Trecho apresentado —
__________

Se te víssemos glorioso parecería-nos mais fácil crer, mas te perderíamos. Era fácil desejar ver-te glorioso, mas não te rendes a nós. Nós nos perderíamos no que podíamos conceber. Se te mostrasses glorioso em teu corpo mortal ficaríamos cegos, perderíamo-nos na razoabilidade de um deus glorioso ou estarrecidos diante de um esplendor que nos esmaga. Por isso te escondes, para dilatares o alcance de nosso desejo, para que vejamos além do que vemos e busquemos teu coração.

Por que ainda te buscamos no alto? Eis que desceste e habitaste entre nós. Tu, imagem visível do Deus invisível, baixado à altura de nossos olhares e de nossa natureza ferida, deixas-te conhecer, deixas-te alcançar. Por que ainda buscar-te no alto se te temos tão próximo, se com um simples desejo te podemos tocar? Ah, rasgaste o céu e desceste, deixaste rasgar teu coração e nos resgataste, tu te deixaste elevar vestido de miséria em vez de glória e atraíste-nos a ti, Senhor do Céu e da Terra!

Eis-nos aqui, Senhor, prostrados diante de teu trono, beijando este madeiro lavado em teu sangue, pisando esta terra por teu sangue regada e em que foi semeado o grão de trigo que devia morrer. Eis-nos agora vivos, arrancados da morte por tua morte, porque desceste, porque te humilhaste e apareceste fraco, porque em ti nos apoiamos, ó divindade enfraquecida, e tu, glorioso, enfim te levantaste do sono da morte e nos reergueste contigo!

__________

Informações fornecidas —
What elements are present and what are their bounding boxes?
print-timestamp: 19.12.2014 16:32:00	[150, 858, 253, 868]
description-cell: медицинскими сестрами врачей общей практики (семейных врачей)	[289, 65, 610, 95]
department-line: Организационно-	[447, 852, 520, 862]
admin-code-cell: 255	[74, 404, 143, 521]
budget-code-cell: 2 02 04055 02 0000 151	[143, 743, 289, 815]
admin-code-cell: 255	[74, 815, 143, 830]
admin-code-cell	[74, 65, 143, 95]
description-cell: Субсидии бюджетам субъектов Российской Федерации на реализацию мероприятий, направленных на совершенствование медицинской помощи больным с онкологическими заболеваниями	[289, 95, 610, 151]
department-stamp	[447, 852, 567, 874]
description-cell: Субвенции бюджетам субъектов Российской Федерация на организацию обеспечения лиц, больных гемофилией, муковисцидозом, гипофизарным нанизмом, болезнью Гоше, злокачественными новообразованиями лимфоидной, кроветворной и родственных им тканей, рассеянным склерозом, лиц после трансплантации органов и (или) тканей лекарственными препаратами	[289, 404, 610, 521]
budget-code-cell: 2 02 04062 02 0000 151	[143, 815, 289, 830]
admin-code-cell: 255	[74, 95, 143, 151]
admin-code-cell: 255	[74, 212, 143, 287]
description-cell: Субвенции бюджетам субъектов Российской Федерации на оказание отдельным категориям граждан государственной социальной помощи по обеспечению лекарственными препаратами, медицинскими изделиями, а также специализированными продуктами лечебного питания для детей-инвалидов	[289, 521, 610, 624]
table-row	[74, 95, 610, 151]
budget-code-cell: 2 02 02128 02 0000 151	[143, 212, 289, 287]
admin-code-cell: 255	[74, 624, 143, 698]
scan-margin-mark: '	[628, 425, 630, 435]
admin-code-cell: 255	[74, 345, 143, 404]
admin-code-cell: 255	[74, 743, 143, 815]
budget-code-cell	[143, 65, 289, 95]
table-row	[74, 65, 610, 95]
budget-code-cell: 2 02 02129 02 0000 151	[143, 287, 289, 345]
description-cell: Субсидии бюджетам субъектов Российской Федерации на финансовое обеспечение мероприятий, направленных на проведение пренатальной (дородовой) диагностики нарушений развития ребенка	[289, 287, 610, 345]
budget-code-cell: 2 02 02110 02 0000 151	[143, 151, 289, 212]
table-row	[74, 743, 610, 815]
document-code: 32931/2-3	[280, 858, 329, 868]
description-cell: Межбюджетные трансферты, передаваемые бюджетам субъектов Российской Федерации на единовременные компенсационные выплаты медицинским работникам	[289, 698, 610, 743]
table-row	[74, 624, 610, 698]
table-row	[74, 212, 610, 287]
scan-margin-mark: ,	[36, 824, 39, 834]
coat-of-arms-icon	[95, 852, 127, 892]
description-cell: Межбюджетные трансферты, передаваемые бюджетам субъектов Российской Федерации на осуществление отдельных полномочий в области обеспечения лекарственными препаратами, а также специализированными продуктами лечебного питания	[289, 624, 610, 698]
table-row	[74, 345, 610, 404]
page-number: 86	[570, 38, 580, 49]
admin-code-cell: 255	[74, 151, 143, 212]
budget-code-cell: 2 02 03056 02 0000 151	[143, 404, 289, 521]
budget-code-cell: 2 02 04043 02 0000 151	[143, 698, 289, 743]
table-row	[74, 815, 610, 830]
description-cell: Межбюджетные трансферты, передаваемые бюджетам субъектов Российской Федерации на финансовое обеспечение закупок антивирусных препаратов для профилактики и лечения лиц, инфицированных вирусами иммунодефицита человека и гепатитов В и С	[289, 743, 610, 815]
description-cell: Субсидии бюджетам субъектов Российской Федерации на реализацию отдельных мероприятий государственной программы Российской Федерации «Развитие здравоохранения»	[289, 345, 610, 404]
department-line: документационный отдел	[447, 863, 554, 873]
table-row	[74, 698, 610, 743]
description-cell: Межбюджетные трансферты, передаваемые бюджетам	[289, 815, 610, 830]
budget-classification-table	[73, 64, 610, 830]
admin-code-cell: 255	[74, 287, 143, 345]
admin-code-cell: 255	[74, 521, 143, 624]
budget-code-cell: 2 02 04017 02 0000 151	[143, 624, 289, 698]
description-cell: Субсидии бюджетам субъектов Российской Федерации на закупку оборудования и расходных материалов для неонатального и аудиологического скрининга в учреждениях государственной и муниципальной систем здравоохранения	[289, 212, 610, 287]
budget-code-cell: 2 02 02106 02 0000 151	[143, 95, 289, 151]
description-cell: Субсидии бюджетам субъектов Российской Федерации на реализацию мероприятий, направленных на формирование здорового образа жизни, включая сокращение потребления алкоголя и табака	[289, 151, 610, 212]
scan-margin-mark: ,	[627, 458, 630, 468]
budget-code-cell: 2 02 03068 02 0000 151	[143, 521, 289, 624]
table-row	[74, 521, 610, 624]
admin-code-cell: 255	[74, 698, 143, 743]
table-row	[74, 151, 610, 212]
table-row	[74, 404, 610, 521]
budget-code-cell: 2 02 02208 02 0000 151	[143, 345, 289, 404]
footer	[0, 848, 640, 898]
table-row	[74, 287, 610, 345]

__________

Lista de tarefas —
**1.** Responda às perguntas abaixo com base no trecho apresentado.
(a) O que aconteceria conosco se o Senhor se mostrasse glorioso em seu corpo mortal?
(b) Com que o Senhor se deixou elevar vestido, em vez de glória?
(c) O que beijamos, prostrados diante do trono do Senhor?
**2.** Explique, em uma a três frases e conforme o trecho apresentado, por que o Senhor se esconde.

Respostas às tarefas —
**1.**
(a) Ficaríamos cegos e nos perderíamos na razoabilidade de um deus glorioso, ou ficaríamos estarrecidos diante de um esplendor que nos esmaga.
(b) Com miséria.
(c) Beijamos o madeiro lavado no sangue do Senhor.

**2.** Se o Senhor se mostrasse glorioso em seu corpo mortal, ficaríamos cegos, nos perderíamos na razoabilidade de um deus glorioso ou ficaríamos estarrecidos diante de um esplendor que nos esmaga. Por isso ele se esconde: para dilatar o alcance de nosso desejo, para que vejamos além do que vemos e busquemos seu coração.